Source data:

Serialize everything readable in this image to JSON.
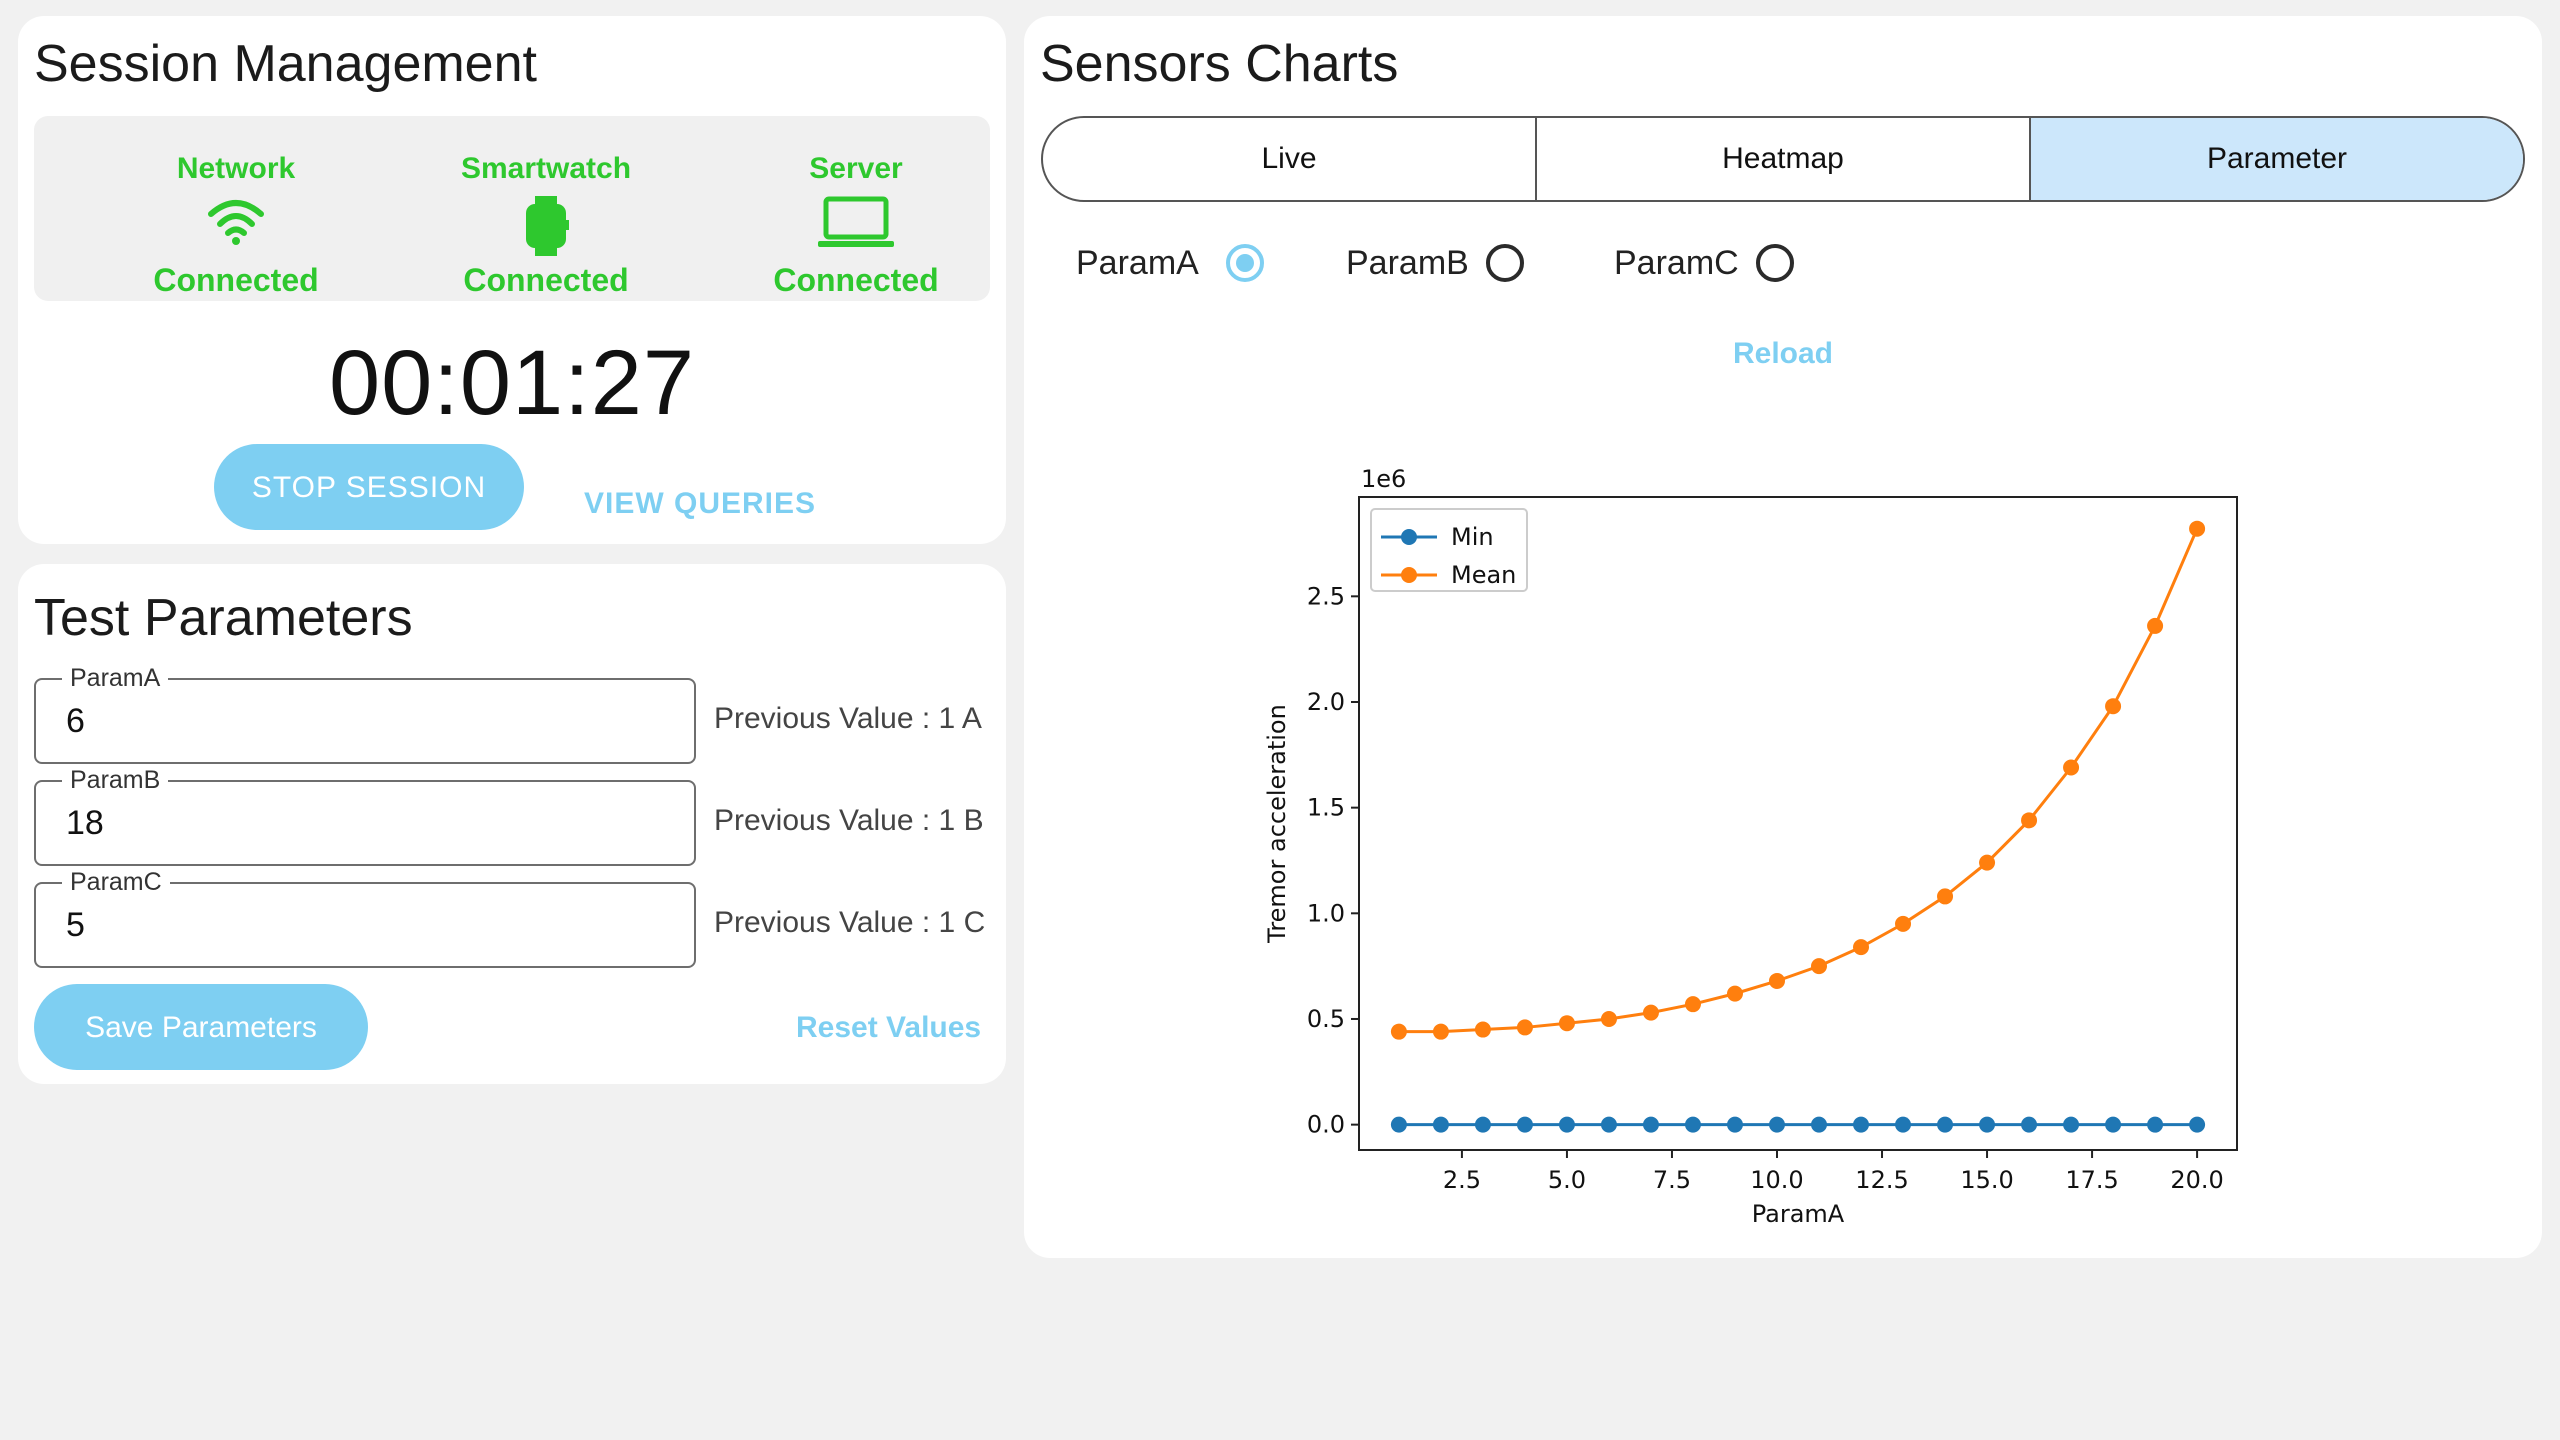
{
  "session": {
    "title": "Session Management",
    "statuses": [
      {
        "name": "Network",
        "state": "Connected",
        "icon": "wifi-icon"
      },
      {
        "name": "Smartwatch",
        "state": "Connected",
        "icon": "smartwatch-icon"
      },
      {
        "name": "Server",
        "state": "Connected",
        "icon": "laptop-icon"
      }
    ],
    "timer": "00:01:27",
    "stop_label": "STOP SESSION",
    "queries_label": "VIEW QUERIES"
  },
  "params": {
    "title": "Test Parameters",
    "fields": [
      {
        "label": "ParamA",
        "value": "6",
        "previous": "Previous Value : 1  A"
      },
      {
        "label": "ParamB",
        "value": "18",
        "previous": "Previous Value : 1  B"
      },
      {
        "label": "ParamC",
        "value": "5",
        "previous": "Previous Value : 1  C"
      }
    ],
    "save_label": "Save Parameters",
    "reset_label": "Reset Values"
  },
  "sensors": {
    "title": "Sensors Charts",
    "tabs": [
      "Live",
      "Heatmap",
      "Parameter"
    ],
    "active_tab": "Parameter",
    "radios": [
      {
        "label": "ParamA",
        "checked": true
      },
      {
        "label": "ParamB",
        "checked": false
      },
      {
        "label": "ParamC",
        "checked": false
      }
    ],
    "reload_label": "Reload"
  },
  "colors": {
    "status_green": "#2ec82e",
    "accent_blue": "#7ecff2",
    "active_tab": "#cce7fb",
    "series_min": "#1f77b4",
    "series_mean": "#ff7f0e"
  },
  "chart_data": {
    "type": "line",
    "xlabel": "ParamA",
    "ylabel": "Tremor acceleration",
    "y_offset_label": "1e6",
    "xlim": [
      0.05,
      20.95
    ],
    "ylim": [
      -0.12,
      2.97
    ],
    "xticks": [
      "2.5",
      "5.0",
      "7.5",
      "10.0",
      "12.5",
      "15.0",
      "17.5",
      "20.0"
    ],
    "yticks": [
      "0.0",
      "0.5",
      "1.0",
      "1.5",
      "2.0",
      "2.5"
    ],
    "legend_position": "top-left",
    "grid": false,
    "x": [
      1,
      2,
      3,
      4,
      5,
      6,
      7,
      8,
      9,
      10,
      11,
      12,
      13,
      14,
      15,
      16,
      17,
      18,
      19,
      20
    ],
    "series": [
      {
        "name": "Min",
        "values": [
          0,
          0,
          0,
          0,
          0,
          0,
          0,
          0,
          0,
          0,
          0,
          0,
          0,
          0,
          0,
          0,
          0,
          0,
          0,
          0
        ]
      },
      {
        "name": "Mean",
        "values": [
          0.44,
          0.44,
          0.45,
          0.46,
          0.48,
          0.5,
          0.53,
          0.57,
          0.62,
          0.68,
          0.75,
          0.84,
          0.95,
          1.08,
          1.24,
          1.44,
          1.69,
          1.98,
          2.36,
          2.82
        ]
      }
    ]
  }
}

Work to do:
Using the records given above, list every line that includes the word "Parameters".

The solution:
    "title": "Test Parameters",
    "save_label": "Save Parameters",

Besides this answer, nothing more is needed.